+++ INFORMATION GIVEN

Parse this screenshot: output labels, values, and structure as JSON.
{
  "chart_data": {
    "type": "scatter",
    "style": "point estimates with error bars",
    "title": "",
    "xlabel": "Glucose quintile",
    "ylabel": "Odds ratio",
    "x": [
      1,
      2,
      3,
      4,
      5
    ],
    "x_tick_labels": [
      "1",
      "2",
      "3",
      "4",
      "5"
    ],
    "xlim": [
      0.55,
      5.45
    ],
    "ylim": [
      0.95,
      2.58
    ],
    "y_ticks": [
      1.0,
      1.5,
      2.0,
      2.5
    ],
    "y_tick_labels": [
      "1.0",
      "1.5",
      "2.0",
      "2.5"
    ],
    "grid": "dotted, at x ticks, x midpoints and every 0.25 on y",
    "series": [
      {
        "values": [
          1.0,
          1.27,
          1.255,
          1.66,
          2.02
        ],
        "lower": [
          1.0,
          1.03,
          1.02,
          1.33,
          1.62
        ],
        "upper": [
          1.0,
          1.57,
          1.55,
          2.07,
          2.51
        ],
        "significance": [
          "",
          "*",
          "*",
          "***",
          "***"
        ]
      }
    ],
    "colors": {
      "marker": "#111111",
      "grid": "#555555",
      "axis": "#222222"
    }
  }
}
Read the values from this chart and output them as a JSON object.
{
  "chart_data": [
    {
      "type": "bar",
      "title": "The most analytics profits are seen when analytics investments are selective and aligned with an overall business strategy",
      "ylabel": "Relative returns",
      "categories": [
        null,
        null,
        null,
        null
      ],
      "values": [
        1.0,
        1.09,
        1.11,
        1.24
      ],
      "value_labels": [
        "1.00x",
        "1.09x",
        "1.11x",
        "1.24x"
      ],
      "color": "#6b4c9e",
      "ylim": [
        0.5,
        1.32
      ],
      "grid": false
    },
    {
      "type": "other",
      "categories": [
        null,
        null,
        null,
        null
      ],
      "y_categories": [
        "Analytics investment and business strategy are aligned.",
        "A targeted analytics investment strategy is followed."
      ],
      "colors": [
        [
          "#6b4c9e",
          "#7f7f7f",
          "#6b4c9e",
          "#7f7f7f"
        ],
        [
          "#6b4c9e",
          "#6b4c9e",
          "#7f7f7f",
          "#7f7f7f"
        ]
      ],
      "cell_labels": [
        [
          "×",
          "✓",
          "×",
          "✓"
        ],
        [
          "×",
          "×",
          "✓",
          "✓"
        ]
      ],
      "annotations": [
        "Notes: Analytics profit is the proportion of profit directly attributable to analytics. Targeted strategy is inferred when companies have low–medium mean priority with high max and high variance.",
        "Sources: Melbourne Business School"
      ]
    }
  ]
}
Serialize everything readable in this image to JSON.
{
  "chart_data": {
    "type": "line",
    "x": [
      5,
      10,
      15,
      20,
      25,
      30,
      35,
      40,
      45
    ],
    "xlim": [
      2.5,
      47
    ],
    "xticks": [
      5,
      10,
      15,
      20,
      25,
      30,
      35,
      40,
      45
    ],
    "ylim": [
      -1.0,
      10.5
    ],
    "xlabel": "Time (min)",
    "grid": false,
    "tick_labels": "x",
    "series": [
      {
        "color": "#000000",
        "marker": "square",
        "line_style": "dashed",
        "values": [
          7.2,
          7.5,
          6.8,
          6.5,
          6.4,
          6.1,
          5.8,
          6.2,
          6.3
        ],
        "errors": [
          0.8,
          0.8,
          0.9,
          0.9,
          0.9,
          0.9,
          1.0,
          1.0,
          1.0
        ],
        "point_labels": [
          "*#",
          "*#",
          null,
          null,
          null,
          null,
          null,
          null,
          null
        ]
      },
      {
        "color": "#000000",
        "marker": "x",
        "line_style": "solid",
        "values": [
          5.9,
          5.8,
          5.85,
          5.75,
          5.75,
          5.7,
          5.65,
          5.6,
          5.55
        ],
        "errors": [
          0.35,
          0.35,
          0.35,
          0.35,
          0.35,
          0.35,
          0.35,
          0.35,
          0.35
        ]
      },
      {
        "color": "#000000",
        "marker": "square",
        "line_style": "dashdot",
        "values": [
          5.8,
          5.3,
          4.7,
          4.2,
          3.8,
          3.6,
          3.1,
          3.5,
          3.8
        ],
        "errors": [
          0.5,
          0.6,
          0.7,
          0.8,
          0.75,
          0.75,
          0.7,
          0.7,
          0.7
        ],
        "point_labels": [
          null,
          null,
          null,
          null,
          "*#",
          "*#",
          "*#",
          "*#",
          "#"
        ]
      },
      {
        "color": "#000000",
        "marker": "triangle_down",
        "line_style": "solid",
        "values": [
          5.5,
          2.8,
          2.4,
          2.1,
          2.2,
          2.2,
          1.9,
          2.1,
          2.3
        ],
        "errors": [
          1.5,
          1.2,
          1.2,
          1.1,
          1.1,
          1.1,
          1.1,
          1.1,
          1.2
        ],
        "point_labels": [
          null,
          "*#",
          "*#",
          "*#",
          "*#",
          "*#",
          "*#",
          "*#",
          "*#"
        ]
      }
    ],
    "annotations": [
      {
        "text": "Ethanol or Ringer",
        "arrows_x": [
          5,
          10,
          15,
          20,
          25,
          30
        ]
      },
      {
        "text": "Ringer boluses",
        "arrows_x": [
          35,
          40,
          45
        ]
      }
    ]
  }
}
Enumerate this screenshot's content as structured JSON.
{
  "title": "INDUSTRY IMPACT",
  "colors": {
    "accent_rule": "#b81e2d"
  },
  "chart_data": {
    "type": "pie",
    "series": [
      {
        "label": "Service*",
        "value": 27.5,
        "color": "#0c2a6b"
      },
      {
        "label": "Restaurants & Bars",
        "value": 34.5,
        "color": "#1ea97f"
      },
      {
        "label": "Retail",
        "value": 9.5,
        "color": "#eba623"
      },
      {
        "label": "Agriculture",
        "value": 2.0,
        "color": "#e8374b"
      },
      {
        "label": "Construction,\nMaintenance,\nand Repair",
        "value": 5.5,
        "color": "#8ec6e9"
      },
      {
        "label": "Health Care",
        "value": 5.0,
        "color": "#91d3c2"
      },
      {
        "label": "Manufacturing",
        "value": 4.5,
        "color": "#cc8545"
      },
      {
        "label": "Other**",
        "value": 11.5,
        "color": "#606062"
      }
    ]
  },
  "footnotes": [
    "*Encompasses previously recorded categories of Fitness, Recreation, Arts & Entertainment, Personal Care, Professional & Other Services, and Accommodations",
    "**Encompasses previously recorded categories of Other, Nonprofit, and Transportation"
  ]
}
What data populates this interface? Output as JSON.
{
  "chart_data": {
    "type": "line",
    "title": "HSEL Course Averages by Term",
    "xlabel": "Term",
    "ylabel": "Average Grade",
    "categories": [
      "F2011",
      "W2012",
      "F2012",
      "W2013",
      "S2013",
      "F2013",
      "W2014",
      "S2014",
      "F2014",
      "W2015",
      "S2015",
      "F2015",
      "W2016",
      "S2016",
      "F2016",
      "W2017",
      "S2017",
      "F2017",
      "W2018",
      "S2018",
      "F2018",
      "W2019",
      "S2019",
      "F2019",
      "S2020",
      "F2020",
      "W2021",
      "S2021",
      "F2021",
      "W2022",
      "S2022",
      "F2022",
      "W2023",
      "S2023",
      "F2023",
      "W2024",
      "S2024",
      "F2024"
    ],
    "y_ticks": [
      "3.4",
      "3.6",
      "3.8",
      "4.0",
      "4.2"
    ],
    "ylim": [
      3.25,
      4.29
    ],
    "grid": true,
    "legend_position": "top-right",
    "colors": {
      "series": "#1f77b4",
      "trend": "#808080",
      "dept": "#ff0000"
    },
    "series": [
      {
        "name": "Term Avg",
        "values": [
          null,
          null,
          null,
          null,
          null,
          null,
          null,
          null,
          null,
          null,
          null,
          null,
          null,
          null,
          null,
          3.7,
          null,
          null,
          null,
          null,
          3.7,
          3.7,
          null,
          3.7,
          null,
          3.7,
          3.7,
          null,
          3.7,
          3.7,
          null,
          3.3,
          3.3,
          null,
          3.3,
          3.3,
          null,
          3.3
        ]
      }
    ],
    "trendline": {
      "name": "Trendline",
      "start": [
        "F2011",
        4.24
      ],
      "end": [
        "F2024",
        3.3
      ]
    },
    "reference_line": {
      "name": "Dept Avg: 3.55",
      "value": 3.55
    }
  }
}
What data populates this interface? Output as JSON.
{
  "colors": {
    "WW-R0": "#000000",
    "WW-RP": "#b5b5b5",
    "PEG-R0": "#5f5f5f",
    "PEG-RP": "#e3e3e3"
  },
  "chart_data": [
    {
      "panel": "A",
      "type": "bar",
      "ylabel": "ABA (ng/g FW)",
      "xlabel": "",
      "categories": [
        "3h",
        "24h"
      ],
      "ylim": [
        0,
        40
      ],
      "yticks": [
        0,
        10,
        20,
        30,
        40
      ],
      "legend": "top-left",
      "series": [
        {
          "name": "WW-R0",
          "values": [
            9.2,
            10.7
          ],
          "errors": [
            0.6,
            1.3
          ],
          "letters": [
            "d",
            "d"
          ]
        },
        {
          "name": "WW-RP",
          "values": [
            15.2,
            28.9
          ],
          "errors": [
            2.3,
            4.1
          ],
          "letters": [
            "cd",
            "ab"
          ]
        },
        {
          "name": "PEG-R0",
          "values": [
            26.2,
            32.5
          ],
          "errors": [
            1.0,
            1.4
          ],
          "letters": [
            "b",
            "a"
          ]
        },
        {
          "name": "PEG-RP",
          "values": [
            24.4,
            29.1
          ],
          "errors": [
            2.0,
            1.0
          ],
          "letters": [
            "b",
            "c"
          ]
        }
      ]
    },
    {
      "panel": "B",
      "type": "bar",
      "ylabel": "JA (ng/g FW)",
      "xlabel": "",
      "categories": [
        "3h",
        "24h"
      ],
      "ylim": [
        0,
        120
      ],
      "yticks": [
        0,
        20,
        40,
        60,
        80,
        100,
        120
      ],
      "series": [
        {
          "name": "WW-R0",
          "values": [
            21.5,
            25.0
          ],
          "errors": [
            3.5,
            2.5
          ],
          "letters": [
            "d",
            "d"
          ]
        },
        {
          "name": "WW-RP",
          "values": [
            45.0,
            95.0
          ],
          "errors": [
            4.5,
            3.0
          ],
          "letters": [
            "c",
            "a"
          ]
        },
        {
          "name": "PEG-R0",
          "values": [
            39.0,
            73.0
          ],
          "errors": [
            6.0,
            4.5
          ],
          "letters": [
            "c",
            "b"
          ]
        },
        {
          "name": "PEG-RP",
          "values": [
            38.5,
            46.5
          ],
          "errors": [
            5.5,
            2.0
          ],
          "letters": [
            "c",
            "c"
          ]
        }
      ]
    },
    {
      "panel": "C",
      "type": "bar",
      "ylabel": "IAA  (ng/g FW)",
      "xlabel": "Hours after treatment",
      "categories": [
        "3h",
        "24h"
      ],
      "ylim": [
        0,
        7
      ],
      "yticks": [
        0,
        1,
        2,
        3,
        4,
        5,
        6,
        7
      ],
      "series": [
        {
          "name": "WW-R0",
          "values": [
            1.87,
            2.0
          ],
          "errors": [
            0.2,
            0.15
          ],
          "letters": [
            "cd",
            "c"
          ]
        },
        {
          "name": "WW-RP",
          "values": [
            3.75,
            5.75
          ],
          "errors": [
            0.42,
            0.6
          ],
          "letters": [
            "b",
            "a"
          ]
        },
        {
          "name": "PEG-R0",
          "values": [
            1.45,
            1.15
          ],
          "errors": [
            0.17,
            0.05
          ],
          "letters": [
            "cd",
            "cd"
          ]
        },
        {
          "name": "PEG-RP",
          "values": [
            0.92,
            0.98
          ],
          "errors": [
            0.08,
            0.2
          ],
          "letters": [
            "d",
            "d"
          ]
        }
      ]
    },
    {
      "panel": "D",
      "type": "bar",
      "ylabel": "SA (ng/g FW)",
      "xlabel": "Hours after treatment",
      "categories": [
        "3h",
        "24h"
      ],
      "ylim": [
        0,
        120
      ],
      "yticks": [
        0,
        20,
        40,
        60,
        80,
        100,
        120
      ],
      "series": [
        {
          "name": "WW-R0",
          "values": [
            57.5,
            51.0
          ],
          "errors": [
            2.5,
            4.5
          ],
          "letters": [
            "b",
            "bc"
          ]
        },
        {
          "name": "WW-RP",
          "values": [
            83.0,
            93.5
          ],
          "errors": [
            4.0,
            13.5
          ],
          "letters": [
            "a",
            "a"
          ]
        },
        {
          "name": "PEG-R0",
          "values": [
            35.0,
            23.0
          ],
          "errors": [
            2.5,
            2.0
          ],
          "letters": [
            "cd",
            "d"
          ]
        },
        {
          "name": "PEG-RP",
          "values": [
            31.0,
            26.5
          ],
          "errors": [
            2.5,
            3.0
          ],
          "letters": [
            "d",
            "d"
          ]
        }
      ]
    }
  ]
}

++++++

● WHAT YOU SHOULD DO
Search the data above for the string "with" and return every line that has it.

● FINAL ANSWER
    "style": "point estimates with error bars",
      "title": "The most analytics profits are seen when analytics investments are selective and aligned with an overall business strategy",
        "Notes: Analytics profit is the proportion of profit directly attributable to analytics. Targeted strategy is inferred when companies have low–medium mean priority with high max and high variance.",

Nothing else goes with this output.